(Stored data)
####################

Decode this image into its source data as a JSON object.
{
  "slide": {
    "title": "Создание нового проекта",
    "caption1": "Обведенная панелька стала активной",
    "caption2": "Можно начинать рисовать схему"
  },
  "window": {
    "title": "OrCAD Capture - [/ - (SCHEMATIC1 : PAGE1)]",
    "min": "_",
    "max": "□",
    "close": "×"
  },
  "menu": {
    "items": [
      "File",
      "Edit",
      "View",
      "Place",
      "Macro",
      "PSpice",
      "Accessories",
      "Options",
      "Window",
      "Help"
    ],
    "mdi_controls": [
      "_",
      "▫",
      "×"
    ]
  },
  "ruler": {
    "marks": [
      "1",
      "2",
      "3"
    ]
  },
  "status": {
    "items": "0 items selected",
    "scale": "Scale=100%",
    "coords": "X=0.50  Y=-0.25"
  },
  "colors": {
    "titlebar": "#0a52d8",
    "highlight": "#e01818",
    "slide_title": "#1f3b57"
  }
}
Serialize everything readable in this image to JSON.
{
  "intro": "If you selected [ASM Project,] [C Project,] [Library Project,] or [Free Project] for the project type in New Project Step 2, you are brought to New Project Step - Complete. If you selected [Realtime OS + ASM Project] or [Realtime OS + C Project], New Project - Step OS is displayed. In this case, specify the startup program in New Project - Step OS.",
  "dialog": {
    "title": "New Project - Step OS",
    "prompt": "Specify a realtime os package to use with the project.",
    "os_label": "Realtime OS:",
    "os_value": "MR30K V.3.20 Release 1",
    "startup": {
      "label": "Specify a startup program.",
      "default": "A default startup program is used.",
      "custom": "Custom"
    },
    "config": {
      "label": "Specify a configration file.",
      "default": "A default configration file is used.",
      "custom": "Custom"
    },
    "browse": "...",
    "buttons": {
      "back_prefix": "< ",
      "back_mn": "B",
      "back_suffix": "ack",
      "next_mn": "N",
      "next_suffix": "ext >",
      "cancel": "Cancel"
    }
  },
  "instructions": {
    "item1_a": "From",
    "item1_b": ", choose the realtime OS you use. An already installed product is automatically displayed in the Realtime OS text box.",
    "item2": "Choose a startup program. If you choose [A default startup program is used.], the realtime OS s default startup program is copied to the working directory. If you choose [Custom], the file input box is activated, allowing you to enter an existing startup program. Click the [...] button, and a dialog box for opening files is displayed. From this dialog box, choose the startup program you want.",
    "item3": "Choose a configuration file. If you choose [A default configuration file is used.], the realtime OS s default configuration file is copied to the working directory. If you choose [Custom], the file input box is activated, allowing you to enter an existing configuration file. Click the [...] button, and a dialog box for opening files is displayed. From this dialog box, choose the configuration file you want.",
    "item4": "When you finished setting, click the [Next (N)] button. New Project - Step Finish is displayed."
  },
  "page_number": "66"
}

####################

Copy out the full set of records precisely, leaving nothing out.

# [WRITTEN RESPONSE]
Decode this image into its source data as a JSON object.
{
  "slide": {
    "title": "Создание нового проекта",
    "caption1": "Обведенная панелька стала активной",
    "caption2": "Можно начинать рисовать схему"
  },
  "window": {
    "title": "OrCAD Capture - [/ - (SCHEMATIC1 : PAGE1)]",
    "min": "_",
    "max": "□",
    "close": "×"
  },
  "menu": {
    "items": [
      "File",
      "Edit",
      "View",
      "Place",
      "Macro",
      "PSpice",
      "Accessories",
      "Options",
      "Window",
      "Help"
    ],
    "mdi_controls": [
      "_",
      "▫",
      "×"
    ]
  },
  "ruler": {
    "marks": [
      "1",
      "2",
      "3"
    ]
  },
  "status": {
    "items": "0 items selected",
    "scale": "Scale=100%",
    "coords": "X=0.50  Y=-0.25"
  },
  "colors": {
    "titlebar": "#0a52d8",
    "highlight": "#e01818",
    "slide_title": "#1f3b57"
  }
}
Serialize everything readable in this image to JSON.
{
  "intro": "If you selected [ASM Project,] [C Project,] [Library Project,] or [Free Project] for the project type in New Project Step 2, you are brought to New Project Step - Complete. If you selected [Realtime OS + ASM Project] or [Realtime OS + C Project], New Project - Step OS is displayed. In this case, specify the startup program in New Project - Step OS.",
  "dialog": {
    "title": "New Project - Step OS",
    "prompt": "Specify a realtime os package to use with the project.",
    "os_label": "Realtime OS:",
    "os_value": "MR30K V.3.20 Release 1",
    "startup": {
      "label": "Specify a startup program.",
      "default": "A default startup program is used.",
      "custom": "Custom"
    },
    "config": {
      "label": "Specify a configration file.",
      "default": "A default configration file is used.",
      "custom": "Custom"
    },
    "browse": "...",
    "buttons": {
      "back_prefix": "< ",
      "back_mn": "B",
      "back_suffix": "ack",
      "next_mn": "N",
      "next_suffix": "ext >",
      "cancel": "Cancel"
    }
  },
  "instructions": {
    "item1_a": "From",
    "item1_b": ", choose the realtime OS you use. An already installed product is automatically displayed in the Realtime OS text box.",
    "item2": "Choose a startup program. If you choose [A default startup program is used.], the realtime OS s default startup program is copied to the working directory. If you choose [Custom], the file input box is activated, allowing you to enter an existing startup program. Click the [...] button, and a dialog box for opening files is displayed. From this dialog box, choose the startup program you want.",
    "item3": "Choose a configuration file. If you choose [A default configuration file is used.], the realtime OS s default configuration file is copied to the working directory. If you choose [Custom], the file input box is activated, allowing you to enter an existing configuration file. Click the [...] button, and a dialog box for opening files is displayed. From this dialog box, choose the configuration file you want.",
    "item4": "When you finished setting, click the [Next (N)] button. New Project - Step Finish is displayed."
  },
  "page_number": "66"
}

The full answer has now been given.